#### [The exercise]
In the data below, find each line containing the string "Servopohon" and return it.

#### [Rows]
════════════════════
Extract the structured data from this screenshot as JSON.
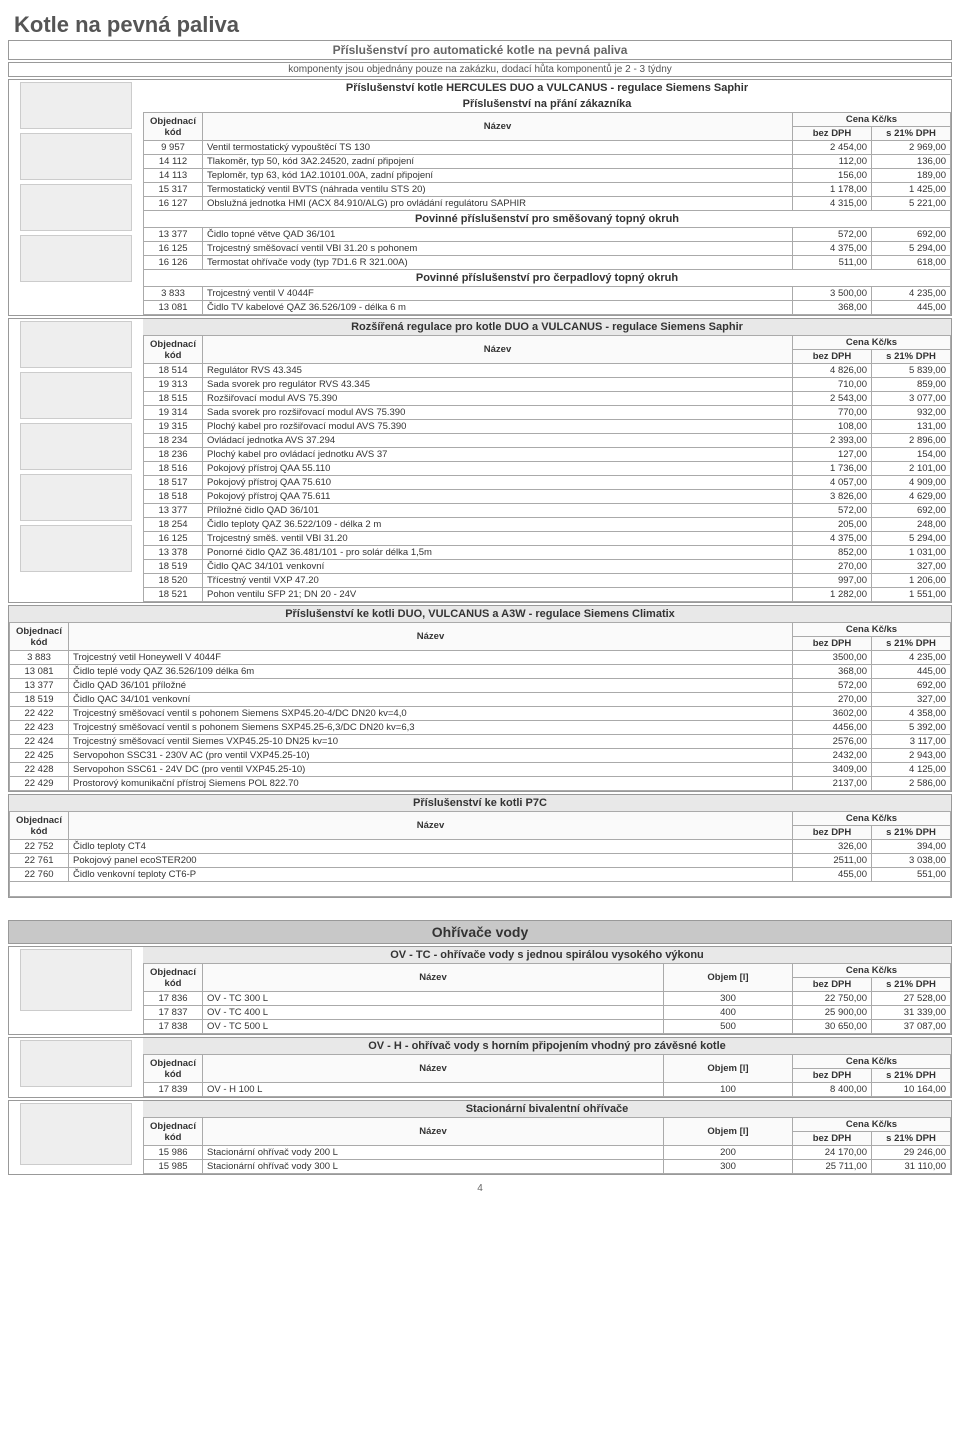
{
  "page_number": "4",
  "main_title": "Kotle na pevná paliva",
  "sub_title": "Příslušenství pro automatické kotle na pevná paliva",
  "note": "komponenty jsou objednány pouze na zakázku, dodací hůta komponentů je 2 - 3 týdny",
  "head_labels": {
    "kod_top": "Objednací",
    "kod_bot": "kód",
    "nazev": "Název",
    "objem": "Objem [l]",
    "cena": "Cena Kč/ks",
    "bez": "bez DPH",
    "s21": "s 21% DPH"
  },
  "sec1": {
    "title": "Příslušenství kotle HERCULES DUO a VULCANUS - regulace Siemens Saphir",
    "subtitle": "Příslušenství na přání zákazníka",
    "rows": [
      {
        "c": "9 957",
        "n": "Ventil termostatický vypouštěcí TS 130",
        "p1": "2 454,00",
        "p2": "2 969,00"
      },
      {
        "c": "14 112",
        "n": "Tlakoměr, typ 50, kód 3A2.24520, zadní připojení",
        "p1": "112,00",
        "p2": "136,00"
      },
      {
        "c": "14 113",
        "n": "Teploměr, typ 63, kód 1A2.10101.00A, zadní připojení",
        "p1": "156,00",
        "p2": "189,00"
      },
      {
        "c": "15 317",
        "n": "Termostatický ventil BVTS (náhrada ventilu STS 20)",
        "p1": "1 178,00",
        "p2": "1 425,00"
      },
      {
        "c": "16 127",
        "n": "Obslužná jednotka HMI (ACX 84.910/ALG) pro ovládání regulátoru SAPHIR",
        "p1": "4 315,00",
        "p2": "5 221,00"
      }
    ],
    "sub1": "Povinné příslušenství pro směšovaný topný okruh",
    "rows2": [
      {
        "c": "13 377",
        "n": "Čidlo topné větve QAD 36/101",
        "p1": "572,00",
        "p2": "692,00"
      },
      {
        "c": "16 125",
        "n": "Trojcestný směšovací ventil VBI 31.20 s pohonem",
        "p1": "4 375,00",
        "p2": "5 294,00"
      },
      {
        "c": "16 126",
        "n": "Termostat ohřívače vody (typ 7D1.6 R 321.00A)",
        "p1": "511,00",
        "p2": "618,00"
      }
    ],
    "sub2": "Povinné příslušenství pro čerpadlový topný okruh",
    "rows3": [
      {
        "c": "3 833",
        "n": "Trojcestný ventil V 4044F",
        "p1": "3 500,00",
        "p2": "4 235,00"
      },
      {
        "c": "13 081",
        "n": "Čidlo TV kabelové QAZ 36.526/109 - délka 6 m",
        "p1": "368,00",
        "p2": "445,00"
      }
    ]
  },
  "sec2": {
    "title": "Rozšířená regulace pro kotle DUO a VULCANUS - regulace Siemens Saphir",
    "rows": [
      {
        "c": "18 514",
        "n": "Regulátor RVS 43.345",
        "p1": "4 826,00",
        "p2": "5 839,00"
      },
      {
        "c": "19 313",
        "n": "Sada svorek pro regulátor RVS 43.345",
        "p1": "710,00",
        "p2": "859,00"
      },
      {
        "c": "18 515",
        "n": "Rozšiřovací modul AVS 75.390",
        "p1": "2 543,00",
        "p2": "3 077,00"
      },
      {
        "c": "19 314",
        "n": "Sada svorek pro rozšiřovací modul AVS 75.390",
        "p1": "770,00",
        "p2": "932,00"
      },
      {
        "c": "19 315",
        "n": "Plochý kabel pro rozšiřovací modul AVS 75.390",
        "p1": "108,00",
        "p2": "131,00"
      },
      {
        "c": "18 234",
        "n": "Ovládací jednotka AVS 37.294",
        "p1": "2 393,00",
        "p2": "2 896,00"
      },
      {
        "c": "18 236",
        "n": "Plochý kabel pro ovládací jednotku AVS 37",
        "p1": "127,00",
        "p2": "154,00"
      },
      {
        "c": "18 516",
        "n": "Pokojový přístroj QAA 55.110",
        "p1": "1 736,00",
        "p2": "2 101,00"
      },
      {
        "c": "18 517",
        "n": "Pokojový přístroj QAA 75.610",
        "p1": "4 057,00",
        "p2": "4 909,00"
      },
      {
        "c": "18 518",
        "n": "Pokojový přístroj QAA 75.611",
        "p1": "3 826,00",
        "p2": "4 629,00"
      },
      {
        "c": "13 377",
        "n": "Příložné čidlo QAD 36/101",
        "p1": "572,00",
        "p2": "692,00"
      },
      {
        "c": "18 254",
        "n": "Čidlo teploty QAZ 36.522/109 - délka 2 m",
        "p1": "205,00",
        "p2": "248,00"
      },
      {
        "c": "16 125",
        "n": "Trojcestný směš. ventil VBI 31.20",
        "p1": "4 375,00",
        "p2": "5 294,00"
      },
      {
        "c": "13 378",
        "n": "Ponorné čidlo QAZ 36.481/101 - pro solár délka 1,5m",
        "p1": "852,00",
        "p2": "1 031,00"
      },
      {
        "c": "18 519",
        "n": "Čidlo QAC 34/101 venkovní",
        "p1": "270,00",
        "p2": "327,00"
      },
      {
        "c": "18 520",
        "n": "Třícestný ventil VXP 47.20",
        "p1": "997,00",
        "p2": "1 206,00"
      },
      {
        "c": "18 521",
        "n": "Pohon ventilu SFP 21; DN 20 - 24V",
        "p1": "1 282,00",
        "p2": "1 551,00"
      }
    ]
  },
  "sec3": {
    "title": "Příslušenství ke kotli DUO, VULCANUS a A3W - regulace Siemens Climatix",
    "rows": [
      {
        "c": "3 883",
        "n": "Trojcestný vetil Honeywell V 4044F",
        "p1": "3500,00",
        "p2": "4 235,00"
      },
      {
        "c": "13 081",
        "n": "Čidlo teplé vody QAZ 36.526/109 délka 6m",
        "p1": "368,00",
        "p2": "445,00"
      },
      {
        "c": "13 377",
        "n": "Čidlo QAD 36/101 příložné",
        "p1": "572,00",
        "p2": "692,00"
      },
      {
        "c": "18 519",
        "n": "Čidlo QAC 34/101 venkovní",
        "p1": "270,00",
        "p2": "327,00"
      },
      {
        "c": "22 422",
        "n": "Trojcestný směšovací ventil s pohonem Siemens SXP45.20-4/DC DN20 kv=4,0",
        "p1": "3602,00",
        "p2": "4 358,00"
      },
      {
        "c": "22 423",
        "n": "Trojcestný směšovací ventil s pohonem Siemens SXP45.25-6,3/DC DN20 kv=6,3",
        "p1": "4456,00",
        "p2": "5 392,00"
      },
      {
        "c": "22 424",
        "n": "Trojcestný směšovací ventil Siemes VXP45.25-10 DN25 kv=10",
        "p1": "2576,00",
        "p2": "3 117,00"
      },
      {
        "c": "22 425",
        "n": "Servopohon SSC31 - 230V AC (pro ventil VXP45.25-10)",
        "p1": "2432,00",
        "p2": "2 943,00"
      },
      {
        "c": "22 428",
        "n": "Servopohon SSC61 - 24V DC (pro ventil VXP45.25-10)",
        "p1": "3409,00",
        "p2": "4 125,00"
      },
      {
        "c": "22 429",
        "n": "Prostorový komunikační přístroj Siemens POL 822.70",
        "p1": "2137,00",
        "p2": "2 586,00"
      }
    ]
  },
  "sec4": {
    "title": "Příslušenství ke kotli P7C",
    "rows": [
      {
        "c": "22 752",
        "n": "Čidlo teploty CT4",
        "p1": "326,00",
        "p2": "394,00"
      },
      {
        "c": "22 761",
        "n": "Pokojový panel ecoSTER200",
        "p1": "2511,00",
        "p2": "3 038,00"
      },
      {
        "c": "22 760",
        "n": "Čidlo venkovní teploty CT6-P",
        "p1": "455,00",
        "p2": "551,00"
      }
    ]
  },
  "ohrivace_band": "Ohřívače vody",
  "sec5": {
    "title": "OV - TC  - ohřívače vody s jednou spirálou vysokého výkonu",
    "rows": [
      {
        "c": "17 836",
        "n": "OV - TC 300 L",
        "v": "300",
        "p1": "22 750,00",
        "p2": "27 528,00"
      },
      {
        "c": "17 837",
        "n": "OV - TC 400 L",
        "v": "400",
        "p1": "25 900,00",
        "p2": "31 339,00"
      },
      {
        "c": "17 838",
        "n": "OV - TC 500 L",
        "v": "500",
        "p1": "30 650,00",
        "p2": "37 087,00"
      }
    ]
  },
  "sec6": {
    "title": "OV - H  - ohřívač vody s horním připojením vhodný pro závěsné kotle",
    "rows": [
      {
        "c": "17 839",
        "n": "OV - H 100 L",
        "v": "100",
        "p1": "8 400,00",
        "p2": "10 164,00"
      }
    ]
  },
  "sec7": {
    "title": "Stacionární bivalentní ohřívače",
    "rows": [
      {
        "c": "15 986",
        "n": "Stacionární ohřívač vody 200 L",
        "v": "200",
        "p1": "24 170,00",
        "p2": "29 246,00"
      },
      {
        "c": "15 985",
        "n": "Stacionární ohřívač vody 300 L",
        "v": "300",
        "p1": "25 711,00",
        "p2": "31 110,00"
      }
    ]
  }
}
════════════════════
#### [Answer for this exercise]
        "n": "Servopohon SSC31 - 230V AC (pro ventil VXP45.25-10)",
        "n": "Servopohon SSC61 - 24V DC (pro ventil VXP45.25-10)",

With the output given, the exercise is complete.